### TASK
In the listing that follows, how many lines contain "الجماعة"? Give the number only.

### MATERIALS PROVIDED

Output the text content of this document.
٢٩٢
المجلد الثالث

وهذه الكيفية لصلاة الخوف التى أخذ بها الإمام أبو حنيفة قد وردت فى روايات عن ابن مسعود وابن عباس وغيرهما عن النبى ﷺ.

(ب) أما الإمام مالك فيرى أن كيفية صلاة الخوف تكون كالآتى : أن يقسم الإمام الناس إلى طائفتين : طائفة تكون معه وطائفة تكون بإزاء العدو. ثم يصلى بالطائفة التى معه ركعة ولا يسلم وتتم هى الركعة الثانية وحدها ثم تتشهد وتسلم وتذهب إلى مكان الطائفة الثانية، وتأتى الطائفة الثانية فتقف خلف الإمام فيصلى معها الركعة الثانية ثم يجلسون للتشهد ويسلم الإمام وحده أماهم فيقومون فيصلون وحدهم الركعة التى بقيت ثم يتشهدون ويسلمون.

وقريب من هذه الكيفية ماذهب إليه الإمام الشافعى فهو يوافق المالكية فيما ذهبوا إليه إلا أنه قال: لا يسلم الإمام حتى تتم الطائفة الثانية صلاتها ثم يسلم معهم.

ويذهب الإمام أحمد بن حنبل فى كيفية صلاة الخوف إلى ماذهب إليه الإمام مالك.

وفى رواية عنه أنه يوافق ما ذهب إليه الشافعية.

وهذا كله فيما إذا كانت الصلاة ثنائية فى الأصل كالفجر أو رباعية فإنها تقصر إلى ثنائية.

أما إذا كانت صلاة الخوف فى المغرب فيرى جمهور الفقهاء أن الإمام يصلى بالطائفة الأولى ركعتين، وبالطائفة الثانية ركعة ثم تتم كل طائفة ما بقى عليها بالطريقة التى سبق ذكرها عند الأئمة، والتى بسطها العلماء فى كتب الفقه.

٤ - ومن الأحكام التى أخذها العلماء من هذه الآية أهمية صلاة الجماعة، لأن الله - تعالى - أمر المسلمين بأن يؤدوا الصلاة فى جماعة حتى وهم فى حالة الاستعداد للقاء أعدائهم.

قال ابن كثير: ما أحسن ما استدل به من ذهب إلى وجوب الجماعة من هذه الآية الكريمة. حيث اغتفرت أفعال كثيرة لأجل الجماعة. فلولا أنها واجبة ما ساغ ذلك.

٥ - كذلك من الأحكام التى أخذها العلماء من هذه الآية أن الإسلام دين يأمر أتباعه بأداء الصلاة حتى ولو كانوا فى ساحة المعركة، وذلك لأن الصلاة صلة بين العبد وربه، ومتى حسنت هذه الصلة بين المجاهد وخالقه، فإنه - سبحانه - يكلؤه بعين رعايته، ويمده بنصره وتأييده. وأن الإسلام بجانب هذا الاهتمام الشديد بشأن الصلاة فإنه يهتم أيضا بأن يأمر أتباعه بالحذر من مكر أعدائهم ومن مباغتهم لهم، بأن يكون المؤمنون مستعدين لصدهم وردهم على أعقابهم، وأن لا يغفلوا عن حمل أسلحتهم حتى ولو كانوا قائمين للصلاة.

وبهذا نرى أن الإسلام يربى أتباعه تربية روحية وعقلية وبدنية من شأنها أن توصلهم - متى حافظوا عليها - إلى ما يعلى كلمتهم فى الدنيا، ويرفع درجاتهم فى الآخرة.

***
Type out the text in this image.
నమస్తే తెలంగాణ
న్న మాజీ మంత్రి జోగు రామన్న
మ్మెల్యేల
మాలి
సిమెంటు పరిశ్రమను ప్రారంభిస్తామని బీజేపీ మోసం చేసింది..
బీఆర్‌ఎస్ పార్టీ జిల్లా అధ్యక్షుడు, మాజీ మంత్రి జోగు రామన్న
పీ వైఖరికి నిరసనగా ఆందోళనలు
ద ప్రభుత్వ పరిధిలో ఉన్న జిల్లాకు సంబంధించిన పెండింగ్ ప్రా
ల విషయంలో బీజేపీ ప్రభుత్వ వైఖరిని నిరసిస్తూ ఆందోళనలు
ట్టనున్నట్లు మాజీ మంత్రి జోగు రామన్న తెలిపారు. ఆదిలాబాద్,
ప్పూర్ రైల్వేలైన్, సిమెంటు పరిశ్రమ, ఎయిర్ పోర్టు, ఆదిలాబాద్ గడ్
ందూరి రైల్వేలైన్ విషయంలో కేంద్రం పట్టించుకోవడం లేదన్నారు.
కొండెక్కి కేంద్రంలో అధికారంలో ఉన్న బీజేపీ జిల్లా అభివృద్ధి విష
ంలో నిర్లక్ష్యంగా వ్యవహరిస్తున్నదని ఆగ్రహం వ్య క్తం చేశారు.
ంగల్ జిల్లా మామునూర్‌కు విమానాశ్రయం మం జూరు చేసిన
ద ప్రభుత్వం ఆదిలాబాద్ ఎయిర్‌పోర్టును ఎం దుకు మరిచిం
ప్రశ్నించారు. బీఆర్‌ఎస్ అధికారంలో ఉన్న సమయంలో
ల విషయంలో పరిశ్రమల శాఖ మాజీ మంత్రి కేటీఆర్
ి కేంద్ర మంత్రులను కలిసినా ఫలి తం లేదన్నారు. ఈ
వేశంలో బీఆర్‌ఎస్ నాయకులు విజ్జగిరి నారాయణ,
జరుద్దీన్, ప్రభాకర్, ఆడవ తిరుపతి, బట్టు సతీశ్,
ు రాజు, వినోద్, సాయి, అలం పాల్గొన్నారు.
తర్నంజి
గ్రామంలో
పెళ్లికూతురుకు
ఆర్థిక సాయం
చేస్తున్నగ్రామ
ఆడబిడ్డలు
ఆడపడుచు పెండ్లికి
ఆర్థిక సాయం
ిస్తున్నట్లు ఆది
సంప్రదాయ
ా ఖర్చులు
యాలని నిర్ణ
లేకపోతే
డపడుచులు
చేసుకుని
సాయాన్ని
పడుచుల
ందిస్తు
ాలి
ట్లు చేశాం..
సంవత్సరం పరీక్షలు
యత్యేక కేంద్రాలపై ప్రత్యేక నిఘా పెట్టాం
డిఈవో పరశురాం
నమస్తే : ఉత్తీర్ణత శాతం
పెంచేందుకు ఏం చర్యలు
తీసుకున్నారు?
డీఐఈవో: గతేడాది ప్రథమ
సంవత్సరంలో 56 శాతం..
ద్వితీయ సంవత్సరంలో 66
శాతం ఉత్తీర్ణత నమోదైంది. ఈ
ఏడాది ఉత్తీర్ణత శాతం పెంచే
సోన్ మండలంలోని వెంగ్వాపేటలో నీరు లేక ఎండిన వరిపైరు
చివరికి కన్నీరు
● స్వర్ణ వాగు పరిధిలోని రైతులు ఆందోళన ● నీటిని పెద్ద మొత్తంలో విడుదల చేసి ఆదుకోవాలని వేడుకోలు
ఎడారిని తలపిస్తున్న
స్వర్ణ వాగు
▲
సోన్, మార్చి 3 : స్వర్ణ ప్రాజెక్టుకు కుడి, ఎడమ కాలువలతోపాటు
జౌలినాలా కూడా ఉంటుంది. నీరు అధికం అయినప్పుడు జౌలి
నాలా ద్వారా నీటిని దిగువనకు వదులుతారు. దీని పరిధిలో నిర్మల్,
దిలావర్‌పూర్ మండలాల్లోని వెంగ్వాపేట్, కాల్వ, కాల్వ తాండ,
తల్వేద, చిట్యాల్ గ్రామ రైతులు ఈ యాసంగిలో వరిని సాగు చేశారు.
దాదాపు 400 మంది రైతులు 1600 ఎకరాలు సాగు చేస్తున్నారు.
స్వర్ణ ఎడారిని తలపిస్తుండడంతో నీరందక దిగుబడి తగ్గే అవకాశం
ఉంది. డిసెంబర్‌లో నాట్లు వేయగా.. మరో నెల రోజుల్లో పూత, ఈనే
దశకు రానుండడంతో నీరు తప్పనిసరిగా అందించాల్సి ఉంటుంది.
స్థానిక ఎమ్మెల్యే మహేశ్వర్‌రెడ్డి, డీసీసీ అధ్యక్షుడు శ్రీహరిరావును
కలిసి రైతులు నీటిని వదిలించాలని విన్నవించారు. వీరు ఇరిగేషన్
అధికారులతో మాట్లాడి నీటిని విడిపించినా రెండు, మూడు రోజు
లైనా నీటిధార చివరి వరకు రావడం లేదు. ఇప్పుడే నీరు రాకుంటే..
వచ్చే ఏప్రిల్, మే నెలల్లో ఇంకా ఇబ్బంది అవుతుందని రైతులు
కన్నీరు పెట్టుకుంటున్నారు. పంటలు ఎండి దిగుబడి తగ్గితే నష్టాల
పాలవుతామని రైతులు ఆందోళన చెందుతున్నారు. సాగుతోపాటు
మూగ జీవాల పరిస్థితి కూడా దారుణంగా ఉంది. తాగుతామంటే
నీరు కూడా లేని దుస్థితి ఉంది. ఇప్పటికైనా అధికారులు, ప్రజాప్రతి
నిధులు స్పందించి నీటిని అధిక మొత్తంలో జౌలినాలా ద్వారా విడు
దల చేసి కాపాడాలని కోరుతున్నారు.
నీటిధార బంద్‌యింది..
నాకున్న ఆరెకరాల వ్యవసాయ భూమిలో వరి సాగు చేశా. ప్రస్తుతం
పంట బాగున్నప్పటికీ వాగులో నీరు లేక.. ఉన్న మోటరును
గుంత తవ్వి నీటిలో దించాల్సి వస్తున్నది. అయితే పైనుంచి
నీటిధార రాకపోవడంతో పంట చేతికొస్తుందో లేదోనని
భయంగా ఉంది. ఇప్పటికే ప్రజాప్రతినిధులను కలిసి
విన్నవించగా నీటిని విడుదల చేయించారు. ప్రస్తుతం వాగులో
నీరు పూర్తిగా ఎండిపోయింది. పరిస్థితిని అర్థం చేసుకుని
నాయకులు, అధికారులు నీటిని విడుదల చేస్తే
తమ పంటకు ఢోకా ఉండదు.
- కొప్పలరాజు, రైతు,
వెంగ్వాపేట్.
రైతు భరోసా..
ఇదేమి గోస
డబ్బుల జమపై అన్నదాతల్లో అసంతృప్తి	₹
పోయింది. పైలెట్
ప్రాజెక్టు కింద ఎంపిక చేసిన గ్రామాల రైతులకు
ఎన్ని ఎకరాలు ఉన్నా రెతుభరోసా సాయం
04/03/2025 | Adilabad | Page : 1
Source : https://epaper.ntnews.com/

### OUTPUT FOR THIS EXERCISE
2